**节选文本:**
"""

将Hadoop配置目录下的hdfs-site.xml、core-site.xml两个文件拷贝到flume的conf目录下:
cp hdfs-site.xml core-site.xml /usr/local/flume/conf/

5.2 拷贝依赖文件

将以下的jar文件copy到flume的lib目录下:

六、Flume的实现案例

6.1 采集Hive的运行日志

案例一:将hive的日志文件中的数据采集到flume的日志中，并展示在前端
source: exce（exec source在启动时运行给定的unix命令,适用于每天的日志都来源与一个文件）
channel: memory（事件存储在具有可配置最大大小的内存队列中）
sink: logger（以INFO为级别记录事件，通常用于测试和调试目的）
在flume的conf目录下新建文件如下:
#新建hive-memory-log.properties文件
#指定source/channel/sink
a1.sources = s1
a1.channels = c1
a1.sinks = k1

define the source

a1.sources.s1.type = exec
a1.sources.s1.command = tail -f
/usr/mydir/software/hive-2.3.3/logs/hive.log
a1.sources.s1.shell = /bin/sh -c

define the channel

a1.channels.c1.type = memory
#channel的总容量
a1.channels.c1.capacity = 100

define the sink

a1.sinks.k1.type = logger

bind

a1.sources.s1.channels = c1
a1.sinks.k1.channel = c1

启动flume服务，观察接收情况:
bin/flume-ng agent -c conf -f conf/hive-memory-log.properties -n a1 -Dflume.root.logger=INFO,console

6.2 更换为File Channel

#复制上述案例的hive-memory-log.properties文件
cp hive-memory-log.properties hive-file-log.properties

File Channel特点:能够将source传递过来的数据进行临时文件存储
将hive-file-log.properties文件中的Channel对应的内容进行替换

define the channel

a1.channels.c1.type = file

存储检查点文件的目录(必须手动创建)

"""

**所供信息:**
"""

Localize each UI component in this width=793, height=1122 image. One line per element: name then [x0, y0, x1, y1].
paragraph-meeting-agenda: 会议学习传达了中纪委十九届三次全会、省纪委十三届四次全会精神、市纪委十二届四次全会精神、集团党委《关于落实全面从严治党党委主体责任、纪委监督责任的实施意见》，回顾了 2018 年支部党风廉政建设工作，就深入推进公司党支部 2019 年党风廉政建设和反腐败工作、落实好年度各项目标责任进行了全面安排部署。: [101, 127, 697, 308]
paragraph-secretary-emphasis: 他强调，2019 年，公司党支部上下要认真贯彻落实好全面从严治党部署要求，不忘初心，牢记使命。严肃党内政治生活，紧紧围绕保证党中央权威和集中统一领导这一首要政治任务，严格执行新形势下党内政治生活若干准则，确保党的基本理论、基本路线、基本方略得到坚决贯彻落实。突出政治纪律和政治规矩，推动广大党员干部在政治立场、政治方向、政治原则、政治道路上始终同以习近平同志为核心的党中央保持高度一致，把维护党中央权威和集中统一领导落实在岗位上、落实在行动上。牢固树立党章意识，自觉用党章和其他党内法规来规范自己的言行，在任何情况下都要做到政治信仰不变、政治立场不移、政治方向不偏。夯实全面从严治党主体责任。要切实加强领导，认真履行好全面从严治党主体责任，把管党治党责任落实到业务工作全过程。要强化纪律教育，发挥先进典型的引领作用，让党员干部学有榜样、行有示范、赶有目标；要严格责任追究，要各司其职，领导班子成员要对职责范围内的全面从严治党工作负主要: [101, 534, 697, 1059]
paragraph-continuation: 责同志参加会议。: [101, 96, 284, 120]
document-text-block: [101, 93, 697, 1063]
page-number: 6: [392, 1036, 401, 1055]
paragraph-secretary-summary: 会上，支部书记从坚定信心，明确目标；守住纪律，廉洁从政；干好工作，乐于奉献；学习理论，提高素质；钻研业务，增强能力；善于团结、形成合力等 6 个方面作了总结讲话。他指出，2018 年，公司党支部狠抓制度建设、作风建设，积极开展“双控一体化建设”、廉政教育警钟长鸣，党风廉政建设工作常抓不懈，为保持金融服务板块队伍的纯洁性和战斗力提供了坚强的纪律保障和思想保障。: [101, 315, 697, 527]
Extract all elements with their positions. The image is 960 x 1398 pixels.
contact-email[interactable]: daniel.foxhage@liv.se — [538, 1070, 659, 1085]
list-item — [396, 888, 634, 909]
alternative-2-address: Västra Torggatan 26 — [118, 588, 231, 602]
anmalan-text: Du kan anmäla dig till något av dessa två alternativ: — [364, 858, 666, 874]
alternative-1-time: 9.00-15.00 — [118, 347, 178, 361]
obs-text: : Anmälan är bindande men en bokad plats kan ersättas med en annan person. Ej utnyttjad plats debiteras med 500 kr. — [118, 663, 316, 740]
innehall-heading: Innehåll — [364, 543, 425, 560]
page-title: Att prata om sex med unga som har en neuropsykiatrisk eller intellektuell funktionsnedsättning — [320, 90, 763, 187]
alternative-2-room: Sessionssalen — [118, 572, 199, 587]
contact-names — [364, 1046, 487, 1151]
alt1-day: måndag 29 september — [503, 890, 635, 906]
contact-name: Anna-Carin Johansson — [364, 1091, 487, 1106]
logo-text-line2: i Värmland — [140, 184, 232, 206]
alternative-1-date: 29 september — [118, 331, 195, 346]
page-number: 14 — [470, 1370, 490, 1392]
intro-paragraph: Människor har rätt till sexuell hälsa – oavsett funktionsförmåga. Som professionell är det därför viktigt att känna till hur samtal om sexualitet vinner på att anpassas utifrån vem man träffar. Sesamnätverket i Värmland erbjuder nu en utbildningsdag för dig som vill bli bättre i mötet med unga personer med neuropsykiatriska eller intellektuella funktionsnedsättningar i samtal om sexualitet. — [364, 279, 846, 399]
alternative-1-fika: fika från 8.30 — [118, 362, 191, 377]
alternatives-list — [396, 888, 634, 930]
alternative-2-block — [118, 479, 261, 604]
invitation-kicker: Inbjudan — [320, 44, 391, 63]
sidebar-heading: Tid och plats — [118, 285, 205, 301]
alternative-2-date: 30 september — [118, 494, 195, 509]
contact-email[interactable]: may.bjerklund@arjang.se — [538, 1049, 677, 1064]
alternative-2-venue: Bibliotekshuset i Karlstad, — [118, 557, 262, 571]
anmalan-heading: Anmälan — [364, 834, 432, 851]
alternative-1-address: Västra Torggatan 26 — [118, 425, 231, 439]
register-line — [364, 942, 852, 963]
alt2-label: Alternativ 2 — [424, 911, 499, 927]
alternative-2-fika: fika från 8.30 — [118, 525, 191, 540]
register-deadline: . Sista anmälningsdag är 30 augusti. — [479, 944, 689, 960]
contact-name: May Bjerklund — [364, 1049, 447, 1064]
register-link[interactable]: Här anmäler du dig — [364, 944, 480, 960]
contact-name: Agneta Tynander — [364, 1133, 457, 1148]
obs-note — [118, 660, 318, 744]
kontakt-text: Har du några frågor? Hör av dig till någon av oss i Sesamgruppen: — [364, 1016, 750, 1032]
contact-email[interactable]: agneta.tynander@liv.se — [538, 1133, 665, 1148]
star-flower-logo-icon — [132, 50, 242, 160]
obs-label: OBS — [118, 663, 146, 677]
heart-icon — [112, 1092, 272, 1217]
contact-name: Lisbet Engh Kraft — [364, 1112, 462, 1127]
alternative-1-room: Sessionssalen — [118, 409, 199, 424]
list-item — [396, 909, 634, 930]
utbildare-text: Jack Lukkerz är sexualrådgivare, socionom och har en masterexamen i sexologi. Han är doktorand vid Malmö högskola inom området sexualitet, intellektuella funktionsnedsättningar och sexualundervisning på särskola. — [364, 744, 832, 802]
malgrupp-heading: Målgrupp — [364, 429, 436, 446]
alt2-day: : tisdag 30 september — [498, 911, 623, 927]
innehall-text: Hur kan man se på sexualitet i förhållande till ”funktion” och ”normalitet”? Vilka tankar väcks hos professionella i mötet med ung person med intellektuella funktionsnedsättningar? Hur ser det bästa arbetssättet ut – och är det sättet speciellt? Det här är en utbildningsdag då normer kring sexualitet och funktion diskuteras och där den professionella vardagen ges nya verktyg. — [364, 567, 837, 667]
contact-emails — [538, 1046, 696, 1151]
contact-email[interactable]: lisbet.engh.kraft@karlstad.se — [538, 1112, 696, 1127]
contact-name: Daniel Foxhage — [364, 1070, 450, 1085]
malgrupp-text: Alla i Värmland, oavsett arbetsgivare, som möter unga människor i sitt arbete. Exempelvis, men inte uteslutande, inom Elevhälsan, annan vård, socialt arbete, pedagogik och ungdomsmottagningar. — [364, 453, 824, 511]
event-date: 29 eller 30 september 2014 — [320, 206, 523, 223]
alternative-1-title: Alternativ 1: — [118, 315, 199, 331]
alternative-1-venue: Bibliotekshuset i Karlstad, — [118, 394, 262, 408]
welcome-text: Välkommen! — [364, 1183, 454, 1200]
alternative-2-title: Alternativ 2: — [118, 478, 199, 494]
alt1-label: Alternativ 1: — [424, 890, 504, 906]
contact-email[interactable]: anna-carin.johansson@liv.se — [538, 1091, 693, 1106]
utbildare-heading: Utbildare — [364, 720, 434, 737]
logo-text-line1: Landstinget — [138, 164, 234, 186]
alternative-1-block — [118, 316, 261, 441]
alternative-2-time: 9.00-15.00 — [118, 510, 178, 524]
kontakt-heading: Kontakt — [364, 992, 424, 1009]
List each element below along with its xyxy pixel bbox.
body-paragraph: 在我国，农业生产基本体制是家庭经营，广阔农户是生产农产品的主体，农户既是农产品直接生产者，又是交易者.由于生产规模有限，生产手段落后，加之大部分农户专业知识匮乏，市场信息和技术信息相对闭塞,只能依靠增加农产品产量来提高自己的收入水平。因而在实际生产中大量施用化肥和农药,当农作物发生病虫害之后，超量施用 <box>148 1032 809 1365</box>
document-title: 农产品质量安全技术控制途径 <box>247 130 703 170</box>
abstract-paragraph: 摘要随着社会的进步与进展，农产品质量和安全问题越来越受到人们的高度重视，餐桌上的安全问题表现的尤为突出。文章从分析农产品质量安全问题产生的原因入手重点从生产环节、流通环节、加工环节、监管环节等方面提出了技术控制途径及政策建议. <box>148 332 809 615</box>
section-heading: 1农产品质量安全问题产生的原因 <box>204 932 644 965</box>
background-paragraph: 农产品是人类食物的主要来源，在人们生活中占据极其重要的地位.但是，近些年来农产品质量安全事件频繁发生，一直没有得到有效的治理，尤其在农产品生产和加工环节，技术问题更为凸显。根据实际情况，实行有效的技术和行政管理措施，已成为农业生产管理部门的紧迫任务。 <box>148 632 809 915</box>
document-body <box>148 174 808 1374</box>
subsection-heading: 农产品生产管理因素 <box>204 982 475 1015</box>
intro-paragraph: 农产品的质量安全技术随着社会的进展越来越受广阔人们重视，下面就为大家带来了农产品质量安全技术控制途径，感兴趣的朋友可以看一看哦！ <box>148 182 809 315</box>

"""

**待办任务:**
A. 请依据Flume配置教程回答以下问题：
(i) 案例一中，channel的总容量设定为多少？
(ii) 启动flume服务的命令中，参数-n后指定的名称是什么？
(iii) 教程所述File Channel的特点是什么？
B. 请判断以下各项陈述是否与Flume配置教程相符，逐项答"是"或"否"，并原样引用教程中起决定作用的文字：
(i) 案例一所用的sink为logger，通常用于测试和调试目的。
(ii) 需要拷贝到flume的conf目录下的是hive-site.xml文件。
(iii) 存储检查点文件的目录会自动创建。
C. 请从Flume配置教程末句之后接续撰写该教程。
上述记录为另行提供的独立材料。

**输出结果:**
A.
(i) 100。
(ii) a1。
(iii) 能够将source传递过来的数据进行临时文件存储。

B.
(i) 是。"sink: logger（以INFO为级别记录事件，通常用于测试和调试目的）"
(ii) 否。"将Hadoop配置目录下的hdfs-site.xml、core-site.xml两个文件拷贝到flume的conf目录下"
(iii) 否。"存储检查点文件的目录(必须手动创建)"

C.
a1.channels.c1.checkpointDir = /root/flume/check

以逗号分隔的用于存储日志文件的目录列表(必须手动创建)

a1.channels.c1.dataDirs = /root/flume/data
再次运行flume服务与hive服务:
bin/flume-ng agent -c conf -f conf/hive-file-log.properties -n a1 -Dflume.root.logger=INFO,console
查看/root/flume/data下的文件:

.lock文件为操作系统的锁文件,代表此data目录不允许其他进程访问
log-1文件为source发送的数据

6.3 将Sink更改为HDFS Sink

#复制上述案例的hive-file-log.properties文件
cp hive-mem-log.properties hive-mem-hdfs.properties

HDFS Sink:此接收器将事件写入hadoop分布式文件系统（hdfs）。它目前支持创建文本和序列文件。它支持两种文件类型的压缩。可以根据经过的时间、数据大小或事件数定期滚动文件（关闭当前文件并创建新文件）。它还通过时间戳或事件发生的机器等属性存储/分区数据。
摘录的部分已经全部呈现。